Set task 1 –
Answer these questions using the forum thread about the Value Craft wood lathe:
(a) What asking price did the original poster find for the lathe?
(b) How many speeds does the lathe have?
(c) For which kind of turning does the reply say the lathe may be alright?
Set task 2 –
List each distinct number that appears in the forum thread about the Value Craft wood lathe.

# Value Craft wood lathe model 8232 info needed



## Musclenut

Does anyone know anything about a Value Craft wood lathe model 8232, 5 speed? I googled it but did not find any thing. I found it for sale for $150. Would this be a good beginers lathe?
Thanks!


----------



## MAKEITOUTOFWOOD

Musclenut said:


> Does anyone know anything about a Value Craft wood lathe model 8232, 5 speed? I googled it but did not find any thing. I found it for sale for $150. Would this be a good beginners lathe?
> Thanks!



Musclenut I have to warn you that woodturning is highly addictive and what might seem like a good deal now will actually cost you a great deal of money later. That being said I think a lot of it depends on what you want to turn. I think this lathe may be alright for spindle work but not so good for bowls. A long with the lathe you are going to need tools and a bench grinder to keep your tools sharp among other things.

Layout dataset entries:
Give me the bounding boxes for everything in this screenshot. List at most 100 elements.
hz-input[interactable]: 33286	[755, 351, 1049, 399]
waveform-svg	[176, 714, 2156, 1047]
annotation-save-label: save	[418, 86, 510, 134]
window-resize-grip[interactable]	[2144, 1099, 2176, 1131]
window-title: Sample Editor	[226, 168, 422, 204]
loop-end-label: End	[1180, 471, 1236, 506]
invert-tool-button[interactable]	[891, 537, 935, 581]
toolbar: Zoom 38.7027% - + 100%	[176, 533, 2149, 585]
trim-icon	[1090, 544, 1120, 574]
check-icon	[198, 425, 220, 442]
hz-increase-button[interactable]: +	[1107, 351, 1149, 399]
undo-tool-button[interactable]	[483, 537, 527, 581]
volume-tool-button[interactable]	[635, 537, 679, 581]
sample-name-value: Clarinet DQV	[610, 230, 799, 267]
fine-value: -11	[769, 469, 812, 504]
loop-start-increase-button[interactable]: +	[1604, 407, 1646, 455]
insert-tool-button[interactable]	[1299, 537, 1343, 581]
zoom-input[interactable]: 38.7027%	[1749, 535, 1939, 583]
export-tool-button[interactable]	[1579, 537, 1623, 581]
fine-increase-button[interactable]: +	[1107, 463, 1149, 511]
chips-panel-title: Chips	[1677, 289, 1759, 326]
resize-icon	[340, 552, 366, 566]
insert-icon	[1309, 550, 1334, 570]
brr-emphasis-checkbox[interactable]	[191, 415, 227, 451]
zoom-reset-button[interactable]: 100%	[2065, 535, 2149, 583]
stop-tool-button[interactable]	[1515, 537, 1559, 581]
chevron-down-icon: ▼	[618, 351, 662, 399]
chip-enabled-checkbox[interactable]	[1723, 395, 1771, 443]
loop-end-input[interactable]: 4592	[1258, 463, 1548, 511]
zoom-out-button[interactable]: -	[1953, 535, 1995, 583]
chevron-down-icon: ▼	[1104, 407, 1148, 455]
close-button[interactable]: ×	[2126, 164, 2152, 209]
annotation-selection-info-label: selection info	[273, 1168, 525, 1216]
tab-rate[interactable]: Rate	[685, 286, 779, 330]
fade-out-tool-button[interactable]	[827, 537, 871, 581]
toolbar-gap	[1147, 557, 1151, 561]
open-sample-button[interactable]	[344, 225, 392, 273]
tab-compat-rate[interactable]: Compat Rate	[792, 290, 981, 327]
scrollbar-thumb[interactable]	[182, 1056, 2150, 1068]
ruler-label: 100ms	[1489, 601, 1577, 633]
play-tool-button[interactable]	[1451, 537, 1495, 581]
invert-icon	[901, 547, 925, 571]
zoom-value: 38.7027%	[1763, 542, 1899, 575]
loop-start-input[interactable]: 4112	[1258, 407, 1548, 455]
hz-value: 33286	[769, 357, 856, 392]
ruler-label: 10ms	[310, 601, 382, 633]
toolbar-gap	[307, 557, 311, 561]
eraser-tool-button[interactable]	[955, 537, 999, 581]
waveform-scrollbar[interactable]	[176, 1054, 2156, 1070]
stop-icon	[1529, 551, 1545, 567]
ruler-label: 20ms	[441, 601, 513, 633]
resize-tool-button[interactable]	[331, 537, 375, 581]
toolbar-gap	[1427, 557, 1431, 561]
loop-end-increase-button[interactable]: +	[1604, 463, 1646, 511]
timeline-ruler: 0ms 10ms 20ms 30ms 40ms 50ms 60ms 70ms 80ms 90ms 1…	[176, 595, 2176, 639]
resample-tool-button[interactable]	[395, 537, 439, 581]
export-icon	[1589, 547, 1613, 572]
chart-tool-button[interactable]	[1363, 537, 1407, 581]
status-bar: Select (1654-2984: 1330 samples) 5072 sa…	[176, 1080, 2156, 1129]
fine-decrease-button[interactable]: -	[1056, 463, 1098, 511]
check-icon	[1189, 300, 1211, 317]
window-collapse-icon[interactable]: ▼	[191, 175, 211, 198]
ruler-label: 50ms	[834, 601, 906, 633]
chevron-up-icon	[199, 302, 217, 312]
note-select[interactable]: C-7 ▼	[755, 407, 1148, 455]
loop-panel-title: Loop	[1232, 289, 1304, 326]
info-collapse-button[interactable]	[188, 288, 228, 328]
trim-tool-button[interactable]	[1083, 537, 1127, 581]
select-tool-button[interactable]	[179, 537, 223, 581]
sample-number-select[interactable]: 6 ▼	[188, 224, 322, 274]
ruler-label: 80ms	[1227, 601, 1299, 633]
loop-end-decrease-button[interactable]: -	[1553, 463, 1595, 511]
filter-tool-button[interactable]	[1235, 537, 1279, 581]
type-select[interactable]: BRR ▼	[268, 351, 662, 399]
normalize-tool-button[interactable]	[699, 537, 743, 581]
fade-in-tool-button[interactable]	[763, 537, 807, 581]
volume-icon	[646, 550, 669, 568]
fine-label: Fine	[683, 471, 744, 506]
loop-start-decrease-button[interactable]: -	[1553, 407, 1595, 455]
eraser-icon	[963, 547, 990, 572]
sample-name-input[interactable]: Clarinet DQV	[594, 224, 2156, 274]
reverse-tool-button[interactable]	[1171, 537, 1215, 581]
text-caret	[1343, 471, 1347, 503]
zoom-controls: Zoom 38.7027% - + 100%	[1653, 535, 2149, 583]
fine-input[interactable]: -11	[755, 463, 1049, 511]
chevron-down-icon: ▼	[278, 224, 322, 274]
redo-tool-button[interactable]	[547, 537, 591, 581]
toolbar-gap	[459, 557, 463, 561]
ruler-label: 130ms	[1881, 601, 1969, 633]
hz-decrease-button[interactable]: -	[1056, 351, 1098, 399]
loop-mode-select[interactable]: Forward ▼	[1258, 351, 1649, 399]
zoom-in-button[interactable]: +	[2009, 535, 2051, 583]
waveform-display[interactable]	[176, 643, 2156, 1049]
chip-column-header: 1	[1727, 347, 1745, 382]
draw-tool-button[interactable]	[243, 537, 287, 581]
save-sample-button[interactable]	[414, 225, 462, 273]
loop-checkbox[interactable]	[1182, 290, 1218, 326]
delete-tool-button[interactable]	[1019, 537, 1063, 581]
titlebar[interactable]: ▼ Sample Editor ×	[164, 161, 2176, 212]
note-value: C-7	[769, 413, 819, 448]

Task result 1 –
(a) $150
(b) 5
(c) Spindle work

Task result 2 –
8232
5
$150